━━ Material ━━

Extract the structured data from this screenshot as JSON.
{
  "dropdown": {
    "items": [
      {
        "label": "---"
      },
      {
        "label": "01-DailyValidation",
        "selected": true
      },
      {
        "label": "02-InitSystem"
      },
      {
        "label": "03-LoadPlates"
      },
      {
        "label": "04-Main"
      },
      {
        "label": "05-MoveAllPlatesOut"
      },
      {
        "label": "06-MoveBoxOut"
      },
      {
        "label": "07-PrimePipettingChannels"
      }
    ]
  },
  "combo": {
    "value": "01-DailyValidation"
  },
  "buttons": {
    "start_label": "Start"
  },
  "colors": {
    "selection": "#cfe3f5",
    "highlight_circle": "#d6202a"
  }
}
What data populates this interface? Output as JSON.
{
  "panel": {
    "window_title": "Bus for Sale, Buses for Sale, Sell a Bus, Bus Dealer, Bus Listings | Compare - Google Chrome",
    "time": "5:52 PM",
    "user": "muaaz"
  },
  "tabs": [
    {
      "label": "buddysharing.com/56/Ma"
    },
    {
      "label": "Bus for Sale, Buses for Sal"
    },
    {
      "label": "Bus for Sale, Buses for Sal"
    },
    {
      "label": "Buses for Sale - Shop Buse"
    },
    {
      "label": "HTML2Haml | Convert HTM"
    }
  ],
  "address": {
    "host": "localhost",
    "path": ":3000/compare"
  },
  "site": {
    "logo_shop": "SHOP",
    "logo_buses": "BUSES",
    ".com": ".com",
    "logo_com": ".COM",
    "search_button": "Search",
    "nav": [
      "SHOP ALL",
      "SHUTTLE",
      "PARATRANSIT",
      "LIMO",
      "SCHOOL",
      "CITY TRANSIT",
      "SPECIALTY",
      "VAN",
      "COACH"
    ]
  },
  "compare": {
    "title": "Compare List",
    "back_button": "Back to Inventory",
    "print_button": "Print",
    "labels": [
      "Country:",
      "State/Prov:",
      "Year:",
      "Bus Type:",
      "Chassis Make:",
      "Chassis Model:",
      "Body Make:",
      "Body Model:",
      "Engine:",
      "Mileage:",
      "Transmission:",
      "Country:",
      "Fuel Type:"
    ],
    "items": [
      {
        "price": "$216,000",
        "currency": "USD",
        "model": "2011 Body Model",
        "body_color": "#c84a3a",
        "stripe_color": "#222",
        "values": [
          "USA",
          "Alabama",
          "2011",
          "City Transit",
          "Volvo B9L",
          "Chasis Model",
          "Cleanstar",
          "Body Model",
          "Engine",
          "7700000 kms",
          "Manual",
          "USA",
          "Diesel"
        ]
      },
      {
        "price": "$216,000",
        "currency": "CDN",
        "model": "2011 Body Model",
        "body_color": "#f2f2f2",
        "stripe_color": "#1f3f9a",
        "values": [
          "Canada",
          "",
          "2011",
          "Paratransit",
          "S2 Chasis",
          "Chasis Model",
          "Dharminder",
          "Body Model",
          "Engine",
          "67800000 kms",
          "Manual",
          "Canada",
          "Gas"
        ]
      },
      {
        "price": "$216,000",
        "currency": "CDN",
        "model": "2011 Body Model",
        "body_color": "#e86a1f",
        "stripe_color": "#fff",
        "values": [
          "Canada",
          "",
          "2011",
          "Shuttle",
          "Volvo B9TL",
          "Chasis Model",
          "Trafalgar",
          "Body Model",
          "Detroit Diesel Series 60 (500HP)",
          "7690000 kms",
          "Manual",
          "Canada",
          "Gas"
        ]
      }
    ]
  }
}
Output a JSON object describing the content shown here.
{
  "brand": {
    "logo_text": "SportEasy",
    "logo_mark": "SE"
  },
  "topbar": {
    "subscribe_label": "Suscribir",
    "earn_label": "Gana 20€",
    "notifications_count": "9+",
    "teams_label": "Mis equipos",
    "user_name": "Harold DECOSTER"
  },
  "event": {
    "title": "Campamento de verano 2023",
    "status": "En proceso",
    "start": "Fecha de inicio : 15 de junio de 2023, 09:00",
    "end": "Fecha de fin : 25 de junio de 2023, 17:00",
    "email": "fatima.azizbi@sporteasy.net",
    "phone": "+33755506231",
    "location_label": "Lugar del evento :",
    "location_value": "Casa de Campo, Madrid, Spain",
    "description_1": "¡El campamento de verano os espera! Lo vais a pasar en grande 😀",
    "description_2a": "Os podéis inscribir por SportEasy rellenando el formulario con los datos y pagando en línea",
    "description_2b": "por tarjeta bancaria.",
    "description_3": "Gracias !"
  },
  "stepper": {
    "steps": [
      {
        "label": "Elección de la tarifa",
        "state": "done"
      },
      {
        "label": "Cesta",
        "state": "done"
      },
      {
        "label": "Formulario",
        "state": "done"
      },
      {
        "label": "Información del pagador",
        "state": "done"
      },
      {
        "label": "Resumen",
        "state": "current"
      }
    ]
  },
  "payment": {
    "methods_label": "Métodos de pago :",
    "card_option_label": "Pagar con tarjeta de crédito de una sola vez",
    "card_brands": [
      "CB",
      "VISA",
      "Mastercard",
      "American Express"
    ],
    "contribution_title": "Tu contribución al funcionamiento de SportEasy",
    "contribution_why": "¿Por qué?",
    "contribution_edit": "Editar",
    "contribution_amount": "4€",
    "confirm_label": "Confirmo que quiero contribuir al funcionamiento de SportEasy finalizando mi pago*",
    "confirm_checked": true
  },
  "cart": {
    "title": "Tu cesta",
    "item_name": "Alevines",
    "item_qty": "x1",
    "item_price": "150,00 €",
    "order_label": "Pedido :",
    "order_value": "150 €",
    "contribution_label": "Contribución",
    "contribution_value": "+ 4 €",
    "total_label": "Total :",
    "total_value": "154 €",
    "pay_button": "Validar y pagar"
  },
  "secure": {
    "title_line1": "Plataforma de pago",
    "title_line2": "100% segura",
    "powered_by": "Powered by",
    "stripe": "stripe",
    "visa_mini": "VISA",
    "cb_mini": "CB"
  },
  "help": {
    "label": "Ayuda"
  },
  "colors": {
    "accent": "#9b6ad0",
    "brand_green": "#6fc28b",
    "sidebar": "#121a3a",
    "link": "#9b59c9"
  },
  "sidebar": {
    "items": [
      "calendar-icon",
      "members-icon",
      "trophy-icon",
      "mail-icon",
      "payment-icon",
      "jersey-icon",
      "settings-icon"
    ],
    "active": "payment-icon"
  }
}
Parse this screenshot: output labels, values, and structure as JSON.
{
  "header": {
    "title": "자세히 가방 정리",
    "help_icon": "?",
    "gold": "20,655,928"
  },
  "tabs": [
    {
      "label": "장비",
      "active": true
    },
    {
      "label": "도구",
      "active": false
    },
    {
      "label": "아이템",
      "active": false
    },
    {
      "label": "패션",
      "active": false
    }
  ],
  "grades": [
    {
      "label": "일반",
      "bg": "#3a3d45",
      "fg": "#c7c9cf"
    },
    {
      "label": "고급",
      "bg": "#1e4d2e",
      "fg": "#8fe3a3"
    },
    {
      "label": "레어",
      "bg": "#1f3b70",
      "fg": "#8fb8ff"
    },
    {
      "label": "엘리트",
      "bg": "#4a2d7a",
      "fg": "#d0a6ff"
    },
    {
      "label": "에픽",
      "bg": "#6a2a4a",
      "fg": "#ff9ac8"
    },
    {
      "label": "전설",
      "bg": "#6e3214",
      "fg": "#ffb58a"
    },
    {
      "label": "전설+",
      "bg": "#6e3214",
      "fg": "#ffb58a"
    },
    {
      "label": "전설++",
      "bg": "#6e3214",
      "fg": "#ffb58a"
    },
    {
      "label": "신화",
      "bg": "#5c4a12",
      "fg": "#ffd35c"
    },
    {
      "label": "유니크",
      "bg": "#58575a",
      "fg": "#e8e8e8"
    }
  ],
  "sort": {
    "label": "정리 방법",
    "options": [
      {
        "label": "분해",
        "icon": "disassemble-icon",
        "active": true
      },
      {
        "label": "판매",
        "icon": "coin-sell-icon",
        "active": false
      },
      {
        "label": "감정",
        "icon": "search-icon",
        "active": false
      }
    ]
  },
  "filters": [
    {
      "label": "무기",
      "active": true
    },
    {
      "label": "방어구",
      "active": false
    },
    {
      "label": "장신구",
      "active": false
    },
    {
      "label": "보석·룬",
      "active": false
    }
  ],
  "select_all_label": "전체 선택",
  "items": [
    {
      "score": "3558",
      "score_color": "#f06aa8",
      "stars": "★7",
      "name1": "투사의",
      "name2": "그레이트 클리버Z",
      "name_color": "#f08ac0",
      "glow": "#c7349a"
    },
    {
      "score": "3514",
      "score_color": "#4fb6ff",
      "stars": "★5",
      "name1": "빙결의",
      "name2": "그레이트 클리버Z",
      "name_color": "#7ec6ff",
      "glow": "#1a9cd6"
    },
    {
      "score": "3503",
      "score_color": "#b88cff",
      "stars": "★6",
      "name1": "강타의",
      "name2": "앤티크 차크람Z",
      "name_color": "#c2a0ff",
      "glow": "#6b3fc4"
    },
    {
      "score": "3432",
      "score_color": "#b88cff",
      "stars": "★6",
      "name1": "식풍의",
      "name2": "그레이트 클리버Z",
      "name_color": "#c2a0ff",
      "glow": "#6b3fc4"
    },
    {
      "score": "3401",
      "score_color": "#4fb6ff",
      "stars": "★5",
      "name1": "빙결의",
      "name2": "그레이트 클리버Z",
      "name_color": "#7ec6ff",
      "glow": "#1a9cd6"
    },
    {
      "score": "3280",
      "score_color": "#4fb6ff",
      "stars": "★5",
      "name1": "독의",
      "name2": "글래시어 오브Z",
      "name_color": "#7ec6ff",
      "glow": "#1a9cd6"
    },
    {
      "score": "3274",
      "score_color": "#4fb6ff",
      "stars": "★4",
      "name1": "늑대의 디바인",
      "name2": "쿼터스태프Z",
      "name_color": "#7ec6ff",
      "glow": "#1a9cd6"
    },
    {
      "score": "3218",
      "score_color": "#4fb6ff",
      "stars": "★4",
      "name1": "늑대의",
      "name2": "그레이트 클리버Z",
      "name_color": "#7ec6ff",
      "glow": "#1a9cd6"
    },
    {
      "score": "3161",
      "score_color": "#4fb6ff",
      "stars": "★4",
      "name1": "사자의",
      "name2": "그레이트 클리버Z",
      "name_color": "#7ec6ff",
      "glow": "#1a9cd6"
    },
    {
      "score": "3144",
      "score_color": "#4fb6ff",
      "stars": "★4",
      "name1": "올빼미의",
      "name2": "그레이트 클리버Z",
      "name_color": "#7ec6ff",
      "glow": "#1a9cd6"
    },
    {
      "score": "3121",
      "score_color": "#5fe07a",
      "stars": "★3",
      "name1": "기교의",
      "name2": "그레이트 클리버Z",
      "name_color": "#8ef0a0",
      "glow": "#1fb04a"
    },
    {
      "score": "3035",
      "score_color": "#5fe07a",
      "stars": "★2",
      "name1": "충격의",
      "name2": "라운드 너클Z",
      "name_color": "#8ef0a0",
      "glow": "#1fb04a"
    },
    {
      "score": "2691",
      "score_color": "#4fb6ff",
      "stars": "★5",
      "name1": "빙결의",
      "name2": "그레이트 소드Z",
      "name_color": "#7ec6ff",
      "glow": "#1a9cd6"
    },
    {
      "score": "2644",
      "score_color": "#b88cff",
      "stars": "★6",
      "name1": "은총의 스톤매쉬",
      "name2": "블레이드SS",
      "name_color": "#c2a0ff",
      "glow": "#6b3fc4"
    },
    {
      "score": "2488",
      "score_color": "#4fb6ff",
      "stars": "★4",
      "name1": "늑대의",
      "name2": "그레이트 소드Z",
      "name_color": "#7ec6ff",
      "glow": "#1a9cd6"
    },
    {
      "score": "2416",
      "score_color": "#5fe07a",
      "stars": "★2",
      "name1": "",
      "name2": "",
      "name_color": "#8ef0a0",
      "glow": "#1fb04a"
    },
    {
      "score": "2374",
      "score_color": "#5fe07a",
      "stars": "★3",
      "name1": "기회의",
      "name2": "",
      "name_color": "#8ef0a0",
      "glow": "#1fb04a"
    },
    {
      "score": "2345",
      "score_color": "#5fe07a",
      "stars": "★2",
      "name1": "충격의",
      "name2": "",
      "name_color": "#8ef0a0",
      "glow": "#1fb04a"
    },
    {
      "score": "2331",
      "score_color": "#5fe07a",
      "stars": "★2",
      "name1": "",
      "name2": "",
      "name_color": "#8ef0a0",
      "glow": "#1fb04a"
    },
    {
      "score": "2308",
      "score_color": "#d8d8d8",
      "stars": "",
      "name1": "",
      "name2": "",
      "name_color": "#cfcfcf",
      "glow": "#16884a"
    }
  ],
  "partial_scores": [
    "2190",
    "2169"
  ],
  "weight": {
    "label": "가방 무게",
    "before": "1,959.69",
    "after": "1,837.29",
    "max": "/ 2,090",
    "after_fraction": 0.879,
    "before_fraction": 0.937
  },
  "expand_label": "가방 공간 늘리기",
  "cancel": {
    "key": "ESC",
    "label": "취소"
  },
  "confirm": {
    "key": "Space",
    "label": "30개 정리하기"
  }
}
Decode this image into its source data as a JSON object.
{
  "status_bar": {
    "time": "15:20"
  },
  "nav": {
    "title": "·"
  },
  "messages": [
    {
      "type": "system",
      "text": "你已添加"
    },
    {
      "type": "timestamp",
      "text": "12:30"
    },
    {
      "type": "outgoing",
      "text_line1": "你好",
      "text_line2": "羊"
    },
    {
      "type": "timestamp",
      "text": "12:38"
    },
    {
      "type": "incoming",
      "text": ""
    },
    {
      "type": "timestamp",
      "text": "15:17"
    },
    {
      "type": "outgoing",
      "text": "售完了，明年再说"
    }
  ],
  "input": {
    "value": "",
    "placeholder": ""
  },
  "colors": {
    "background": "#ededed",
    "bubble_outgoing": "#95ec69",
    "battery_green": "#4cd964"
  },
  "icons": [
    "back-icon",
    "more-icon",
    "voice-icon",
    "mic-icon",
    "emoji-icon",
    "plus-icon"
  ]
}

━━━

#### Aim of the exercise:
Output the lines from the line containing "Decode this image" to the end, both included; add nothing.

#### Complete output:
Decode this image into its source data as a JSON object.
{
  "status_bar": {
    "time": "15:20"
  },
  "nav": {
    "title": "·"
  },
  "messages": [
    {
      "type": "system",
      "text": "你已添加"
    },
    {
      "type": "timestamp",
      "text": "12:30"
    },
    {
      "type": "outgoing",
      "text_line1": "你好",
      "text_line2": "羊"
    },
    {
      "type": "timestamp",
      "text": "12:38"
    },
    {
      "type": "incoming",
      "text": ""
    },
    {
      "type": "timestamp",
      "text": "15:17"
    },
    {
      "type": "outgoing",
      "text": "售完了，明年再说"
    }
  ],
  "input": {
    "value": "",
    "placeholder": ""
  },
  "colors": {
    "background": "#ededed",
    "bubble_outgoing": "#95ec69",
    "battery_green": "#4cd964"
  },
  "icons": [
    "back-icon",
    "more-icon",
    "voice-icon",
    "mic-icon",
    "emoji-icon",
    "plus-icon"
  ]
}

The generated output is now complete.